§ Goal of the exercise:
Please restate the following records word for word.

** BEGIN Data for this task **

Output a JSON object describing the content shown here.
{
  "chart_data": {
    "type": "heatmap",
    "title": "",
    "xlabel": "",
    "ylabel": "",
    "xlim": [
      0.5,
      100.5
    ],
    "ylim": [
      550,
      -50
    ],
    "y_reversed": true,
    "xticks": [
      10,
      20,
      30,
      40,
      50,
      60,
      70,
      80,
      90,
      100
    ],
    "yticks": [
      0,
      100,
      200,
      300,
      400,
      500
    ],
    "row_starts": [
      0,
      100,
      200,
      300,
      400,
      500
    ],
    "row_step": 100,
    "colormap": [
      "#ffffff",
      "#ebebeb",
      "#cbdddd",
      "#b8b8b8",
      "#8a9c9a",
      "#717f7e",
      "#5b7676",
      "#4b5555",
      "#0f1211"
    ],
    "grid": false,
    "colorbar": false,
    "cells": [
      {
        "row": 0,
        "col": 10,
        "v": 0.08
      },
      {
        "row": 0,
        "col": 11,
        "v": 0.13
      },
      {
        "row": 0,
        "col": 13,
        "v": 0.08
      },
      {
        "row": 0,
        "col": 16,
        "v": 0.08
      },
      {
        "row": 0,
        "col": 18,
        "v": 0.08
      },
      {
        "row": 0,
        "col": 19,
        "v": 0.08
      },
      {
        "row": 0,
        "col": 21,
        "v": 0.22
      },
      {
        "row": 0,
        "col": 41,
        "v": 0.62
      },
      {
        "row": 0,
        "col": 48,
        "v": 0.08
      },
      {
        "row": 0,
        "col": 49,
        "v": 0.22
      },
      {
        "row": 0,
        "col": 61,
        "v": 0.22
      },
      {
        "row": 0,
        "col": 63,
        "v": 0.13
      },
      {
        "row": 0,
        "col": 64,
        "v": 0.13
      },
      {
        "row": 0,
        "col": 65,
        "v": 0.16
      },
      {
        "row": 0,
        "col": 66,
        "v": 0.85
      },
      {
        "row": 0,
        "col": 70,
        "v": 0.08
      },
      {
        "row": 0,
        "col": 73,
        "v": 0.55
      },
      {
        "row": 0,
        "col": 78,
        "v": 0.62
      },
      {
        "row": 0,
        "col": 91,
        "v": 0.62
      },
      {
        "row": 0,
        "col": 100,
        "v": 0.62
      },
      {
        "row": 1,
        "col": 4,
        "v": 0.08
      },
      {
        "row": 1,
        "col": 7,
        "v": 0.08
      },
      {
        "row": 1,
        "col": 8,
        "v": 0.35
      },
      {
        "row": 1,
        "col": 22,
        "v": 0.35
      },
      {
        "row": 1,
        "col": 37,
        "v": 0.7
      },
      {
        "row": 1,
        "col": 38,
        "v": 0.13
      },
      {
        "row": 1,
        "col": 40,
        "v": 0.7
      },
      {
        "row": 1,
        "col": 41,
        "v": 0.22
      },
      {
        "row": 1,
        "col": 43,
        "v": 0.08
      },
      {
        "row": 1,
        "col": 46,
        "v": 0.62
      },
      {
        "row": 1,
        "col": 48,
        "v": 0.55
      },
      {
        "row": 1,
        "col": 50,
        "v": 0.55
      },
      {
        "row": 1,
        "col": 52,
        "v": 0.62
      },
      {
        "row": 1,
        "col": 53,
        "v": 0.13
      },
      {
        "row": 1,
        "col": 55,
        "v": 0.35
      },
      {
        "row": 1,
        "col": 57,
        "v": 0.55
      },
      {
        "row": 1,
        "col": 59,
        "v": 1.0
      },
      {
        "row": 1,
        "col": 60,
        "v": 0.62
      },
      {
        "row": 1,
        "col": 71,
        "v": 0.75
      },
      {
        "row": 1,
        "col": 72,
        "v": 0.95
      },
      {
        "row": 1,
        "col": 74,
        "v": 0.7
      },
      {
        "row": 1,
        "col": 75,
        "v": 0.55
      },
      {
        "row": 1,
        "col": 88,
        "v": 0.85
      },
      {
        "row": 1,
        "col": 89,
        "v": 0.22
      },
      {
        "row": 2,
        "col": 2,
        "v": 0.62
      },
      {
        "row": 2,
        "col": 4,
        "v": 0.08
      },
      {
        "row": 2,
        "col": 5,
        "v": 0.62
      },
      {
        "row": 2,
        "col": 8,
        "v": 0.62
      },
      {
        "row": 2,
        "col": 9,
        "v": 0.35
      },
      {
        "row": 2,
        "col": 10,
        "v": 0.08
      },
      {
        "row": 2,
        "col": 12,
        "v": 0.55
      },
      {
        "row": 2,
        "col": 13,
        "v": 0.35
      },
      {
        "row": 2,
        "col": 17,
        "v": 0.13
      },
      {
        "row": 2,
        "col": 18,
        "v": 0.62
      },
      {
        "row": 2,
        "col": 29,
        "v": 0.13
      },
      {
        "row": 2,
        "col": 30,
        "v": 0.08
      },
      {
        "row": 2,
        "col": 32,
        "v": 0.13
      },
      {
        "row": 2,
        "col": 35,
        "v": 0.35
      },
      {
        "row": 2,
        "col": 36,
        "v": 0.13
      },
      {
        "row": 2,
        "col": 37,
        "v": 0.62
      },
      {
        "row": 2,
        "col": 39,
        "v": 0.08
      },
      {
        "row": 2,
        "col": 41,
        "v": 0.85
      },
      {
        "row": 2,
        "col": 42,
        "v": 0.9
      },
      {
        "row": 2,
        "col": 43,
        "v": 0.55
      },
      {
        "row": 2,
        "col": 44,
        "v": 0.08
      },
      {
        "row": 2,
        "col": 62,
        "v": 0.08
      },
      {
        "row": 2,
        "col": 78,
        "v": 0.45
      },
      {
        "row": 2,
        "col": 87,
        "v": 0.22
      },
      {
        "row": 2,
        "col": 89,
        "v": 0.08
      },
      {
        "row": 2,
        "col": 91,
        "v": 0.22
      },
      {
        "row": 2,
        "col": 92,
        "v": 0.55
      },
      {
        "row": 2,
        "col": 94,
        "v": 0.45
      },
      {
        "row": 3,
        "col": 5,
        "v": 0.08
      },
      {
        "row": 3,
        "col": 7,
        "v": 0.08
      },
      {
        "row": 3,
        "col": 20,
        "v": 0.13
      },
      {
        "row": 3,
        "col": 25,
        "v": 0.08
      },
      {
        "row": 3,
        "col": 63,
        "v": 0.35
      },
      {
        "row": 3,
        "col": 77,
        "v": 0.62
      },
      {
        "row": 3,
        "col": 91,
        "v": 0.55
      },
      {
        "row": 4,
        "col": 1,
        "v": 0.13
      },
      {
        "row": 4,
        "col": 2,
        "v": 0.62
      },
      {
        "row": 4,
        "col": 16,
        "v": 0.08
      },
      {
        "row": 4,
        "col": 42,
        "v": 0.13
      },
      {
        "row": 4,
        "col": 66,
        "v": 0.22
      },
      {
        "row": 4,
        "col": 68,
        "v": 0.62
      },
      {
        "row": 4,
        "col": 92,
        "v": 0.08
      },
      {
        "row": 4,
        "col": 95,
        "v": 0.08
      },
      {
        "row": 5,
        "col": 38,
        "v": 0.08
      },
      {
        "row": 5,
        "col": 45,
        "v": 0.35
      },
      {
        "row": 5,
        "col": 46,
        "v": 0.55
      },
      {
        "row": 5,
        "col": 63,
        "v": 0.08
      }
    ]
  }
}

** END Data for this task **

§ Expected output:
Output a JSON object describing the content shown here.
{
  "chart_data": {
    "type": "heatmap",
    "title": "",
    "xlabel": "",
    "ylabel": "",
    "xlim": [
      0.5,
      100.5
    ],
    "ylim": [
      550,
      -50
    ],
    "y_reversed": true,
    "xticks": [
      10,
      20,
      30,
      40,
      50,
      60,
      70,
      80,
      90,
      100
    ],
    "yticks": [
      0,
      100,
      200,
      300,
      400,
      500
    ],
    "row_starts": [
      0,
      100,
      200,
      300,
      400,
      500
    ],
    "row_step": 100,
    "colormap": [
      "#ffffff",
      "#ebebeb",
      "#cbdddd",
      "#b8b8b8",
      "#8a9c9a",
      "#717f7e",
      "#5b7676",
      "#4b5555",
      "#0f1211"
    ],
    "grid": false,
    "colorbar": false,
    "cells": [
      {
        "row": 0,
        "col": 10,
        "v": 0.08
      },
      {
        "row": 0,
        "col": 11,
        "v": 0.13
      },
      {
        "row": 0,
        "col": 13,
        "v": 0.08
      },
      {
        "row": 0,
        "col": 16,
        "v": 0.08
      },
      {
        "row": 0,
        "col": 18,
        "v": 0.08
      },
      {
        "row": 0,
        "col": 19,
        "v": 0.08
      },
      {
        "row": 0,
        "col": 21,
        "v": 0.22
      },
      {
        "row": 0,
        "col": 41,
        "v": 0.62
      },
      {
        "row": 0,
        "col": 48,
        "v": 0.08
      },
      {
        "row": 0,
        "col": 49,
        "v": 0.22
      },
      {
        "row": 0,
        "col": 61,
        "v": 0.22
      },
      {
        "row": 0,
        "col": 63,
        "v": 0.13
      },
      {
        "row": 0,
        "col": 64,
        "v": 0.13
      },
      {
        "row": 0,
        "col": 65,
        "v": 0.16
      },
      {
        "row": 0,
        "col": 66,
        "v": 0.85
      },
      {
        "row": 0,
        "col": 70,
        "v": 0.08
      },
      {
        "row": 0,
        "col": 73,
        "v": 0.55
      },
      {
        "row": 0,
        "col": 78,
        "v": 0.62
      },
      {
        "row": 0,
        "col": 91,
        "v": 0.62
      },
      {
        "row": 0,
        "col": 100,
        "v": 0.62
      },
      {
        "row": 1,
        "col": 4,
        "v": 0.08
      },
      {
        "row": 1,
        "col": 7,
        "v": 0.08
      },
      {
        "row": 1,
        "col": 8,
        "v": 0.35
      },
      {
        "row": 1,
        "col": 22,
        "v": 0.35
      },
      {
        "row": 1,
        "col": 37,
        "v": 0.7
      },
      {
        "row": 1,
        "col": 38,
        "v": 0.13
      },
      {
        "row": 1,
        "col": 40,
        "v": 0.7
      },
      {
        "row": 1,
        "col": 41,
        "v": 0.22
      },
      {
        "row": 1,
        "col": 43,
        "v": 0.08
      },
      {
        "row": 1,
        "col": 46,
        "v": 0.62
      },
      {
        "row": 1,
        "col": 48,
        "v": 0.55
      },
      {
        "row": 1,
        "col": 50,
        "v": 0.55
      },
      {
        "row": 1,
        "col": 52,
        "v": 0.62
      },
      {
        "row": 1,
        "col": 53,
        "v": 0.13
      },
      {
        "row": 1,
        "col": 55,
        "v": 0.35
      },
      {
        "row": 1,
        "col": 57,
        "v": 0.55
      },
      {
        "row": 1,
        "col": 59,
        "v": 1.0
      },
      {
        "row": 1,
        "col": 60,
        "v": 0.62
      },
      {
        "row": 1,
        "col": 71,
        "v": 0.75
      },
      {
        "row": 1,
        "col": 72,
        "v": 0.95
      },
      {
        "row": 1,
        "col": 74,
        "v": 0.7
      },
      {
        "row": 1,
        "col": 75,
        "v": 0.55
      },
      {
        "row": 1,
        "col": 88,
        "v": 0.85
      },
      {
        "row": 1,
        "col": 89,
        "v": 0.22
      },
      {
        "row": 2,
        "col": 2,
        "v": 0.62
      },
      {
        "row": 2,
        "col": 4,
        "v": 0.08
      },
      {
        "row": 2,
        "col": 5,
        "v": 0.62
      },
      {
        "row": 2,
        "col": 8,
        "v": 0.62
      },
      {
        "row": 2,
        "col": 9,
        "v": 0.35
      },
      {
        "row": 2,
        "col": 10,
        "v": 0.08
      },
      {
        "row": 2,
        "col": 12,
        "v": 0.55
      },
      {
        "row": 2,
        "col": 13,
        "v": 0.35
      },
      {
        "row": 2,
        "col": 17,
        "v": 0.13
      },
      {
        "row": 2,
        "col": 18,
        "v": 0.62
      },
      {
        "row": 2,
        "col": 29,
        "v": 0.13
      },
      {
        "row": 2,
        "col": 30,
        "v": 0.08
      },
      {
        "row": 2,
        "col": 32,
        "v": 0.13
      },
      {
        "row": 2,
        "col": 35,
        "v": 0.35
      },
      {
        "row": 2,
        "col": 36,
        "v": 0.13
      },
      {
        "row": 2,
        "col": 37,
        "v": 0.62
      },
      {
        "row": 2,
        "col": 39,
        "v": 0.08
      },
      {
        "row": 2,
        "col": 41,
        "v": 0.85
      },
      {
        "row": 2,
        "col": 42,
        "v": 0.9
      },
      {
        "row": 2,
        "col": 43,
        "v": 0.55
      },
      {
        "row": 2,
        "col": 44,
        "v": 0.08
      },
      {
        "row": 2,
        "col": 62,
        "v": 0.08
      },
      {
        "row": 2,
        "col": 78,
        "v": 0.45
      },
      {
        "row": 2,
        "col": 87,
        "v": 0.22
      },
      {
        "row": 2,
        "col": 89,
        "v": 0.08
      },
      {
        "row": 2,
        "col": 91,
        "v": 0.22
      },
      {
        "row": 2,
        "col": 92,
        "v": 0.55
      },
      {
        "row": 2,
        "col": 94,
        "v": 0.45
      },
      {
        "row": 3,
        "col": 5,
        "v": 0.08
      },
      {
        "row": 3,
        "col": 7,
        "v": 0.08
      },
      {
        "row": 3,
        "col": 20,
        "v": 0.13
      },
      {
        "row": 3,
        "col": 25,
        "v": 0.08
      },
      {
        "row": 3,
        "col": 63,
        "v": 0.35
      },
      {
        "row": 3,
        "col": 77,
        "v": 0.62
      },
      {
        "row": 3,
        "col": 91,
        "v": 0.55
      },
      {
        "row": 4,
        "col": 1,
        "v": 0.13
      },
      {
        "row": 4,
        "col": 2,
        "v": 0.62
      },
      {
        "row": 4,
        "col": 16,
        "v": 0.08
      },
      {
        "row": 4,
        "col": 42,
        "v": 0.13
      },
      {
        "row": 4,
        "col": 66,
        "v": 0.22
      },
      {
        "row": 4,
        "col": 68,
        "v": 0.62
      },
      {
        "row": 4,
        "col": 92,
        "v": 0.08
      },
      {
        "row": 4,
        "col": 95,
        "v": 0.08
      },
      {
        "row": 5,
        "col": 38,
        "v": 0.08
      },
      {
        "row": 5,
        "col": 45,
        "v": 0.35
      },
      {
        "row": 5,
        "col": 46,
        "v": 0.55
      },
      {
        "row": 5,
        "col": 63,
        "v": 0.08
      }
    ]
  }
}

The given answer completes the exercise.